## Direction:
Find and copy every line in the records that includes the string "JSON".

## Dataset entries:
============
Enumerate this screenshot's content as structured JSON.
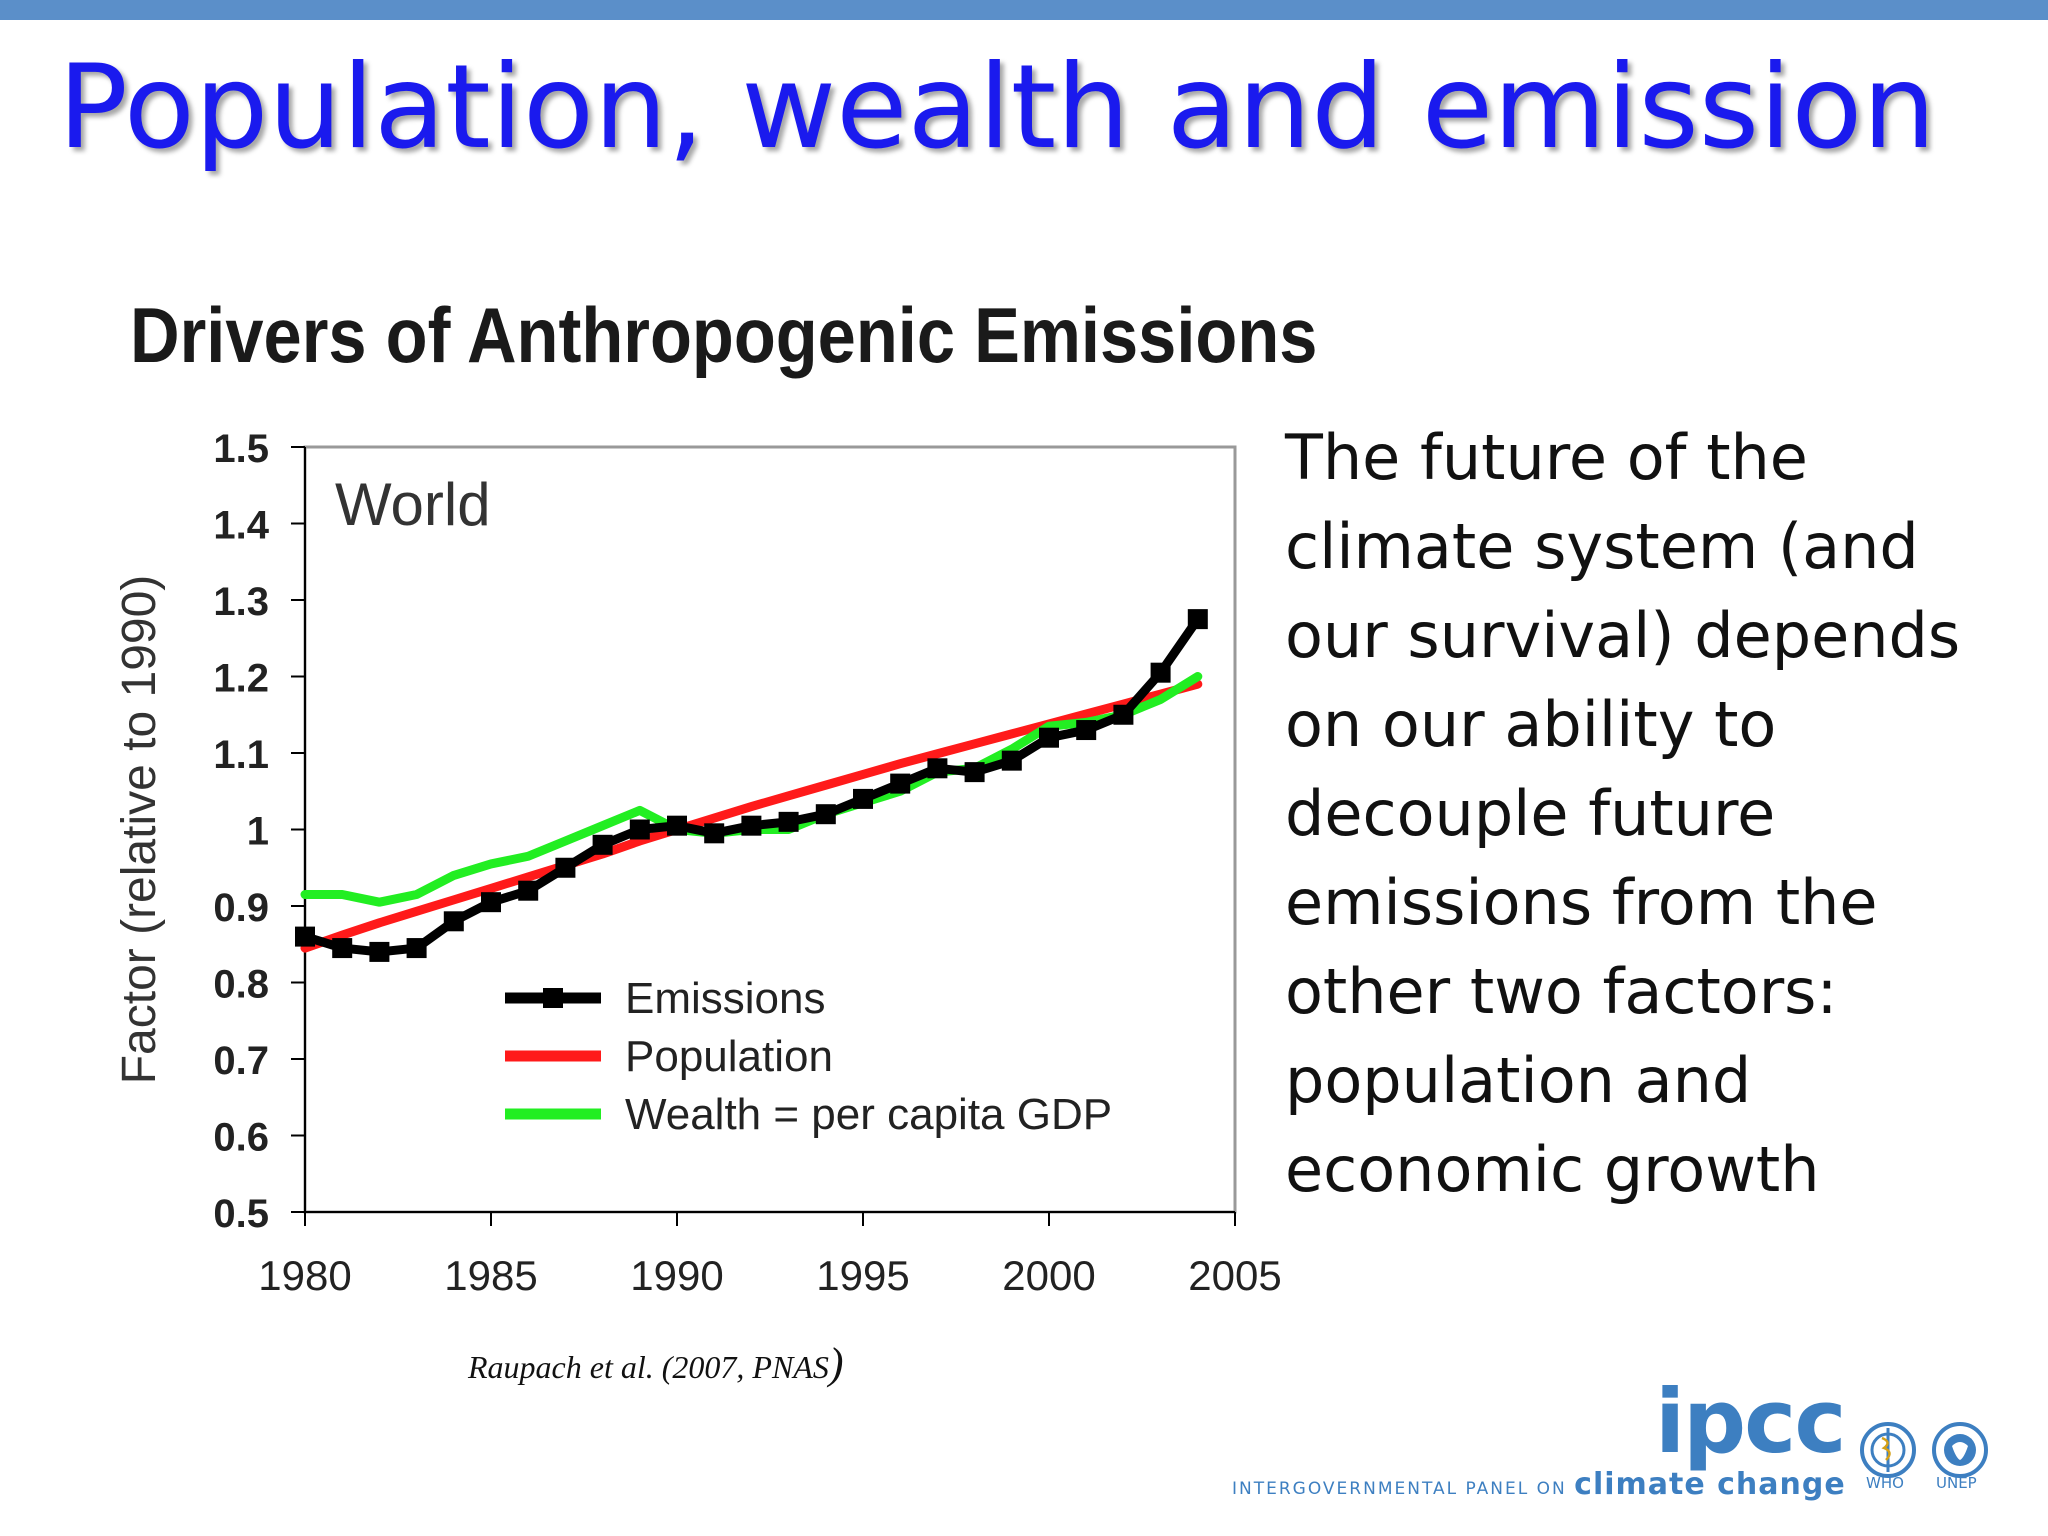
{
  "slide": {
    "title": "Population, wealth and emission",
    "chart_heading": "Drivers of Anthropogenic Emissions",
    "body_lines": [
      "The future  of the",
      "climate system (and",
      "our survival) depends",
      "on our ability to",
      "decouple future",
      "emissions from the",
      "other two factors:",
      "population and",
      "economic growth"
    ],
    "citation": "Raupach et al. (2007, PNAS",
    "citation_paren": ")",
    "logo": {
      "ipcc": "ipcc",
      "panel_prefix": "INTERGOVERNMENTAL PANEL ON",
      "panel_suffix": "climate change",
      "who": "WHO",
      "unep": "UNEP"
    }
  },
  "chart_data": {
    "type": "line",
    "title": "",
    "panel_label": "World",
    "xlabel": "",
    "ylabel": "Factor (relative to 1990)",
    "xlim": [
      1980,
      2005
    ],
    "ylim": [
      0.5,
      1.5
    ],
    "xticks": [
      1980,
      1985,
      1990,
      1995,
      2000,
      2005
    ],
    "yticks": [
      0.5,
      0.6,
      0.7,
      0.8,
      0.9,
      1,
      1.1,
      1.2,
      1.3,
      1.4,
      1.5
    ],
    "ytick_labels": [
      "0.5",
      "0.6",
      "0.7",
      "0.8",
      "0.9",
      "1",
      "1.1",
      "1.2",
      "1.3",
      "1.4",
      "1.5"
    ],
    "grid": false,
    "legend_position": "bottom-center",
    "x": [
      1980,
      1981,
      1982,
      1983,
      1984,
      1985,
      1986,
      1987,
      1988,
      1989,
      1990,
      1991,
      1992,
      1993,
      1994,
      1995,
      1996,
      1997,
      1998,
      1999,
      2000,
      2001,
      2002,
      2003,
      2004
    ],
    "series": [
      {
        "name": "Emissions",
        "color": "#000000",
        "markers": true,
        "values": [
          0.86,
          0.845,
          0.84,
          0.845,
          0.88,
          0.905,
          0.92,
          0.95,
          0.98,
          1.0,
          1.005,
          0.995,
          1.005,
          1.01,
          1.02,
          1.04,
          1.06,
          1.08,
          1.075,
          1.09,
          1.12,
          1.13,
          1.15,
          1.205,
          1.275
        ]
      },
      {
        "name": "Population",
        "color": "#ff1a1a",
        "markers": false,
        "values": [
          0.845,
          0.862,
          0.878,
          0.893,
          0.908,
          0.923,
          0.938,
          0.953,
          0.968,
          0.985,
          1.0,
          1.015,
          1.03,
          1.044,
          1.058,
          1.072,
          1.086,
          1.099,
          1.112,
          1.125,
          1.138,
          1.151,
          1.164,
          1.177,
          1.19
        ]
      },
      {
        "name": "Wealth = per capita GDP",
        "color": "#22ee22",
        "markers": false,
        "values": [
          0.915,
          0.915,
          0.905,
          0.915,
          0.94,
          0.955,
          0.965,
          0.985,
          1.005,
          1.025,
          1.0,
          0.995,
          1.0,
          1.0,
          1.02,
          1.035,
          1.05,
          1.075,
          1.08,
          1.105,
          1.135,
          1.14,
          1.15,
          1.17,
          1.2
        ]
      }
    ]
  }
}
============
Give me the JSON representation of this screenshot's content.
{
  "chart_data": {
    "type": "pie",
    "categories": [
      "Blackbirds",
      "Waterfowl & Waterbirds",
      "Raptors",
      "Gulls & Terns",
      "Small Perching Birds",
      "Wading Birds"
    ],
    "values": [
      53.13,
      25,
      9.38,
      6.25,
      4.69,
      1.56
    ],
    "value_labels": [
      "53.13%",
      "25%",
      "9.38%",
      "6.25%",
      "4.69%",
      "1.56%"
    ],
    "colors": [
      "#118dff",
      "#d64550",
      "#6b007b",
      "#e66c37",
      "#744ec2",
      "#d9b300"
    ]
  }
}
============
## Solution to the problem:
Enumerate this screenshot's content as structured JSON.
Give me the JSON representation of this screenshot's content.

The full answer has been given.